## REQUEST
Retype exactly the stretch of lines that begins at the line containing "Read this page and output its text content." and ends at the last line of the data, with no other lines.
[SUPPLIED RECORDS start]
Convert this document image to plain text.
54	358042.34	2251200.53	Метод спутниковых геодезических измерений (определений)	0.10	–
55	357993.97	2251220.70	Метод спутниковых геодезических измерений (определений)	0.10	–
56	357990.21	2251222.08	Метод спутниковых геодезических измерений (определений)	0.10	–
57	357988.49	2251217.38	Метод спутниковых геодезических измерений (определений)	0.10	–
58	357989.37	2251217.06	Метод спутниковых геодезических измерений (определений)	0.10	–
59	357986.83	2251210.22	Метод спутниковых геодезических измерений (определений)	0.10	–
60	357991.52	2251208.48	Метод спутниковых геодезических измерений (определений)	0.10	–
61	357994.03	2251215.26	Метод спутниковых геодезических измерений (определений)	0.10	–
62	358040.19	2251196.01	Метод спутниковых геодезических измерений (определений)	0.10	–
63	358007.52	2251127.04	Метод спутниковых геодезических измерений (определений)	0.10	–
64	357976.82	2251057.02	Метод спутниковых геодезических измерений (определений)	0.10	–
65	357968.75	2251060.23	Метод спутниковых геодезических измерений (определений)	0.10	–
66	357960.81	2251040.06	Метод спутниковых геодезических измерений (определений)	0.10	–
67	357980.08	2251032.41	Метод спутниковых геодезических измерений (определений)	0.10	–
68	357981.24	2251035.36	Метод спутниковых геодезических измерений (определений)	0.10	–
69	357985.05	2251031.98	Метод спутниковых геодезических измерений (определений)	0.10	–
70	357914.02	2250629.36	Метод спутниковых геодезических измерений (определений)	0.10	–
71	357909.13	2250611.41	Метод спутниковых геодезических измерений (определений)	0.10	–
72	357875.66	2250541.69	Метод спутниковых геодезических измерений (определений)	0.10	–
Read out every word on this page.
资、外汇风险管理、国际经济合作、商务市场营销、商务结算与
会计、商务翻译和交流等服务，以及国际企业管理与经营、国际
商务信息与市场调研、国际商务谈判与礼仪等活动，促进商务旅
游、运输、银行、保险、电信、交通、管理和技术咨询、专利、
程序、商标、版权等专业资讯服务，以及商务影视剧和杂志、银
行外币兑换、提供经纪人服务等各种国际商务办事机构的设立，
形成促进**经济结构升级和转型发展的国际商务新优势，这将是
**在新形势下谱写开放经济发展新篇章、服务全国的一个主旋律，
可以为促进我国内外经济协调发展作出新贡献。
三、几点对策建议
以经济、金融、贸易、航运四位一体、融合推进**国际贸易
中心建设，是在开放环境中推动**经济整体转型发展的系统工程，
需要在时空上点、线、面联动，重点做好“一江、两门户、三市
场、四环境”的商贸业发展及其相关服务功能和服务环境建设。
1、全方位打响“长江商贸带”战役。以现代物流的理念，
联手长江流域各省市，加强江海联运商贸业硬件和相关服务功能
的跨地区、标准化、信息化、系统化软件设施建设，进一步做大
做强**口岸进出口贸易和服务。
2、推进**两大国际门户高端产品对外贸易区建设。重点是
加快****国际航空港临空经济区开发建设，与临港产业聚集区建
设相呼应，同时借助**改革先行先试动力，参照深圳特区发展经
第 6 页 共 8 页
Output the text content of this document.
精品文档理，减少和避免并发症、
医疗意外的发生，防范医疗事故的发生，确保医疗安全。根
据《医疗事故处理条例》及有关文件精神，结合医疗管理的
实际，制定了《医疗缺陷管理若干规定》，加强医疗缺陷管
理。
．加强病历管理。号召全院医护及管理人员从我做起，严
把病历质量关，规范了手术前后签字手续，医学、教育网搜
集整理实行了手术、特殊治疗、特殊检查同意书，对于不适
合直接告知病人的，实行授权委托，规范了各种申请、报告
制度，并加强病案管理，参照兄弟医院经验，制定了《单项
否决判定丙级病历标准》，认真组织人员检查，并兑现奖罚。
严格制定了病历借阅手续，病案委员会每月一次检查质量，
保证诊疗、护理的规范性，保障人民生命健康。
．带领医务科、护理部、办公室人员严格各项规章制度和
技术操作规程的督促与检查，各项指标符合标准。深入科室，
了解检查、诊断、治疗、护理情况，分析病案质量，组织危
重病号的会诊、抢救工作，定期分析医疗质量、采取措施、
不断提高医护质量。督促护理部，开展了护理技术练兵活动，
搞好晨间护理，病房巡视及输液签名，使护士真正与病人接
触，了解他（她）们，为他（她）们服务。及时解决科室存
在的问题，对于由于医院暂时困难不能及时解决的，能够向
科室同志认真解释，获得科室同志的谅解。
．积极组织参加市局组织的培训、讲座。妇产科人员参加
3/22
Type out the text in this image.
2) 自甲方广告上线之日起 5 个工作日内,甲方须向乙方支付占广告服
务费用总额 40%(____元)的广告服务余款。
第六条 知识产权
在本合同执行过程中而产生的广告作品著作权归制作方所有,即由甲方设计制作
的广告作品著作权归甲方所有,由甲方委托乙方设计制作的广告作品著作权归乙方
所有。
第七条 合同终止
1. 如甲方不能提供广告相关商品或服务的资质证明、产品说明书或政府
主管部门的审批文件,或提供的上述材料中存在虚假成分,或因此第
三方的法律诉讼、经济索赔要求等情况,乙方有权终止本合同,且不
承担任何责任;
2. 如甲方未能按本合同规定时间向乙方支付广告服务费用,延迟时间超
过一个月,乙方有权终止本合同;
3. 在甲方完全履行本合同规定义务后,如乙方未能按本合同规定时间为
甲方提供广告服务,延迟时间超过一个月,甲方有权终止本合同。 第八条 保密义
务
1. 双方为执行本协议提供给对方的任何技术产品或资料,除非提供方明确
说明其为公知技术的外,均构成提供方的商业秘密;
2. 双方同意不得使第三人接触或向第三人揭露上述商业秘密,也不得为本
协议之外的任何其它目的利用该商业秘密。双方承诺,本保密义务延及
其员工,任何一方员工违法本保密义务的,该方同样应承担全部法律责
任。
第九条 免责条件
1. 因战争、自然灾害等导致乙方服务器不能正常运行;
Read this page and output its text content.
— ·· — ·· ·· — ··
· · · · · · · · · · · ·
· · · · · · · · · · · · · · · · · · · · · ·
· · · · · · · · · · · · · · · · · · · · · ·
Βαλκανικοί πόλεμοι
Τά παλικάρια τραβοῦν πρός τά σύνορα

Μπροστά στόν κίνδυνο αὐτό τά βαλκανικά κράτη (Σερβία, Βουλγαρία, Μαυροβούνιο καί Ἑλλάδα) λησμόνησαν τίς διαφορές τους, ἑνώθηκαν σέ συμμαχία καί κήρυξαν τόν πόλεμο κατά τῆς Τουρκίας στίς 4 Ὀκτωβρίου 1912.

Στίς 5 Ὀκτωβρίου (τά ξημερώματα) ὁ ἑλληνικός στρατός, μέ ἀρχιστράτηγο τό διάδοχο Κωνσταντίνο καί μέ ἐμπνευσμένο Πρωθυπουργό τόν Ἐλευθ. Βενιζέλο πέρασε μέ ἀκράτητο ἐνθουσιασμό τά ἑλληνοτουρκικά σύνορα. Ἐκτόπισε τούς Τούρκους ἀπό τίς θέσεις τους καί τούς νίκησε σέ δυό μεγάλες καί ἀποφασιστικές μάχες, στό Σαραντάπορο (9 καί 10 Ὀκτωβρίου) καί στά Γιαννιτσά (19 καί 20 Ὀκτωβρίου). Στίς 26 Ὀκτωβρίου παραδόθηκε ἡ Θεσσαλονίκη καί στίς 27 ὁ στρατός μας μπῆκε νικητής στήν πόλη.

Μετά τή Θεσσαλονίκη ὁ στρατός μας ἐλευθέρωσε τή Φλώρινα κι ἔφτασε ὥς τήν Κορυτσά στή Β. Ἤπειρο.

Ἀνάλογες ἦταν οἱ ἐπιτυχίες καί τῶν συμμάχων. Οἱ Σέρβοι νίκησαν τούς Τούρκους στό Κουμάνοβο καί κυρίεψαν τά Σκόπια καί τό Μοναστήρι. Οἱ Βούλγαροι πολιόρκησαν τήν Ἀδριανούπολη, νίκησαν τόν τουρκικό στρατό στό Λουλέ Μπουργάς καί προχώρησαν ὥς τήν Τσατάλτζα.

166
[SUPPLIED RECORDS end]
## THE RESPONSE
Read this page and output its text content.
— ·· — ·· ·· — ··
· · · · · · · · · · · ·
· · · · · · · · · · · · · · · · · · · · · ·
· · · · · · · · · · · · · · · · · · · · · ·
Βαλκανικοί πόλεμοι
Τά παλικάρια τραβοῦν πρός τά σύνορα

Μπροστά στόν κίνδυνο αὐτό τά βαλκανικά κράτη (Σερβία, Βουλγαρία, Μαυροβούνιο καί Ἑλλάδα) λησμόνησαν τίς διαφορές τους, ἑνώθηκαν σέ συμμαχία καί κήρυξαν τόν πόλεμο κατά τῆς Τουρκίας στίς 4 Ὀκτωβρίου 1912.

Στίς 5 Ὀκτωβρίου (τά ξημερώματα) ὁ ἑλληνικός στρατός, μέ ἀρχιστράτηγο τό διάδοχο Κωνσταντίνο καί μέ ἐμπνευσμένο Πρωθυπουργό τόν Ἐλευθ. Βενιζέλο πέρασε μέ ἀκράτητο ἐνθουσιασμό τά ἑλληνοτουρκικά σύνορα. Ἐκτόπισε τούς Τούρκους ἀπό τίς θέσεις τους καί τούς νίκησε σέ δυό μεγάλες καί ἀποφασιστικές μάχες, στό Σαραντάπορο (9 καί 10 Ὀκτωβρίου) καί στά Γιαννιτσά (19 καί 20 Ὀκτωβρίου). Στίς 26 Ὀκτωβρίου παραδόθηκε ἡ Θεσσαλονίκη καί στίς 27 ὁ στρατός μας μπῆκε νικητής στήν πόλη.

Μετά τή Θεσσαλονίκη ὁ στρατός μας ἐλευθέρωσε τή Φλώρινα κι ἔφτασε ὥς τήν Κορυτσά στή Β. Ἤπειρο.

Ἀνάλογες ἦταν οἱ ἐπιτυχίες καί τῶν συμμάχων. Οἱ Σέρβοι νίκησαν τούς Τούρκους στό Κουμάνοβο καί κυρίεψαν τά Σκόπια καί τό Μοναστήρι. Οἱ Βούλγαροι πολιόρκησαν τήν Ἀδριανούπολη, νίκησαν τόν τουρκικό στρατό στό Λουλέ Μπουργάς καί προχώρησαν ὥς τήν Τσατάλτζα.

166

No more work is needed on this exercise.